_What the task requires_:
Please pick out each line in the listing below that contains the string "scrollbar", treating uppercase and lowercase as different, and copy every such line.
## Begin
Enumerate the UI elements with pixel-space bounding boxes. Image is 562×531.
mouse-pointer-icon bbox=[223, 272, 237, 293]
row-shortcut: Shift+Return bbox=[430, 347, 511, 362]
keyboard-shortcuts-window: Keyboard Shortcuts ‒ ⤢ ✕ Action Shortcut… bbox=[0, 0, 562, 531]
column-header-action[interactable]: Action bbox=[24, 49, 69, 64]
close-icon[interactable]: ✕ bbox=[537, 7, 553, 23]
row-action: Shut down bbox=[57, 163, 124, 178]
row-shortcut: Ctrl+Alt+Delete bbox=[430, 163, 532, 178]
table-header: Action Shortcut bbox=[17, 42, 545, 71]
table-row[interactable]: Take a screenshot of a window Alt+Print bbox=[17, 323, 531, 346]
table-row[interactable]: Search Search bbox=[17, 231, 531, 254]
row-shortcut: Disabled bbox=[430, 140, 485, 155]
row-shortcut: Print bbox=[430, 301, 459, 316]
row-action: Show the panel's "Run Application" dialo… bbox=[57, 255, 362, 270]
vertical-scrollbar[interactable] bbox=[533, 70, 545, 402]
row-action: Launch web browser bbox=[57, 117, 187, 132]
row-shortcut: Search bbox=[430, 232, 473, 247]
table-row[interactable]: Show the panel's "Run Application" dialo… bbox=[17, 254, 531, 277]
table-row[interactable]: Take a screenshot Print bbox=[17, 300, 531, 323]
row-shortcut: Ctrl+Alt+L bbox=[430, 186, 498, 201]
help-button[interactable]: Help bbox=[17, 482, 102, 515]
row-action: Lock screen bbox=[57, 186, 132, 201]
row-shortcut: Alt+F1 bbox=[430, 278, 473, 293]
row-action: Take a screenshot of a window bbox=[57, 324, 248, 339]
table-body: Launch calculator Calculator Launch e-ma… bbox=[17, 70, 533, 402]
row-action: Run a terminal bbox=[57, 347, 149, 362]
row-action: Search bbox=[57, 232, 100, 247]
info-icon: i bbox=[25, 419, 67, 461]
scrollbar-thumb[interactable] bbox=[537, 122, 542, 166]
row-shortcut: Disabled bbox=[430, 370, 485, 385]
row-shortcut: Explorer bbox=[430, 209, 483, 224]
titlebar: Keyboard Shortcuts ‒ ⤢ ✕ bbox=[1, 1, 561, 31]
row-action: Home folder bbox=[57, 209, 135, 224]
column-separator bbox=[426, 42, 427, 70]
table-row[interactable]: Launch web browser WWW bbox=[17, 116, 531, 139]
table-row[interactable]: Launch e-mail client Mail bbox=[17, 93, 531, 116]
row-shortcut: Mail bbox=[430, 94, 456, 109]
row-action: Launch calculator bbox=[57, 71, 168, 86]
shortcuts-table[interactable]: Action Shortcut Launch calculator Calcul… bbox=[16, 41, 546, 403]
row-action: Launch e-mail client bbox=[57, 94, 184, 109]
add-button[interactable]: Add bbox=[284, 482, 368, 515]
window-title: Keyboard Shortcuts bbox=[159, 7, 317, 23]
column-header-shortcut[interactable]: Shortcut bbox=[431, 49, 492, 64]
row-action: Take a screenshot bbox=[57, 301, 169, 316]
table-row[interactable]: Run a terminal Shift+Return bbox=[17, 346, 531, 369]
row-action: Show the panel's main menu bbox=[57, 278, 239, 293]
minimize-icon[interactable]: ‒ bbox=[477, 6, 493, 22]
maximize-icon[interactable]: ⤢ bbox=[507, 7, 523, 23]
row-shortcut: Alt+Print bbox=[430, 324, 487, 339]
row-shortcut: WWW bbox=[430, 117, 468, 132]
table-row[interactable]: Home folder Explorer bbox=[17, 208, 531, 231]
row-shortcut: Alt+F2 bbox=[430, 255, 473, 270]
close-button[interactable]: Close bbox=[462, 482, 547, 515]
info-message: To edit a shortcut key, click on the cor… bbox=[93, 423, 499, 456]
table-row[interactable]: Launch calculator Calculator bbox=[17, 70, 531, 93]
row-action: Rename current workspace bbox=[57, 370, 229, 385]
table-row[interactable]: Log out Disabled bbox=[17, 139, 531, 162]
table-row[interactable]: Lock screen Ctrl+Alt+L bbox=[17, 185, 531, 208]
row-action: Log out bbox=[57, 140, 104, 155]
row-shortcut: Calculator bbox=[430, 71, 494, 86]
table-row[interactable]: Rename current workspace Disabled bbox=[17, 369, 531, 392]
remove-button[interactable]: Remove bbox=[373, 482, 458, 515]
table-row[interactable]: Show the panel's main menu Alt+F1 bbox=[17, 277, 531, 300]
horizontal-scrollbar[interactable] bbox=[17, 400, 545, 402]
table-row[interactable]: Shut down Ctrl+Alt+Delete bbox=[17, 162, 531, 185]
## End
_Response to this task_:
vertical-scrollbar[interactable] bbox=[533, 70, 545, 402]
scrollbar-thumb[interactable] bbox=[537, 122, 542, 166]
horizontal-scrollbar[interactable] bbox=[17, 400, 545, 402]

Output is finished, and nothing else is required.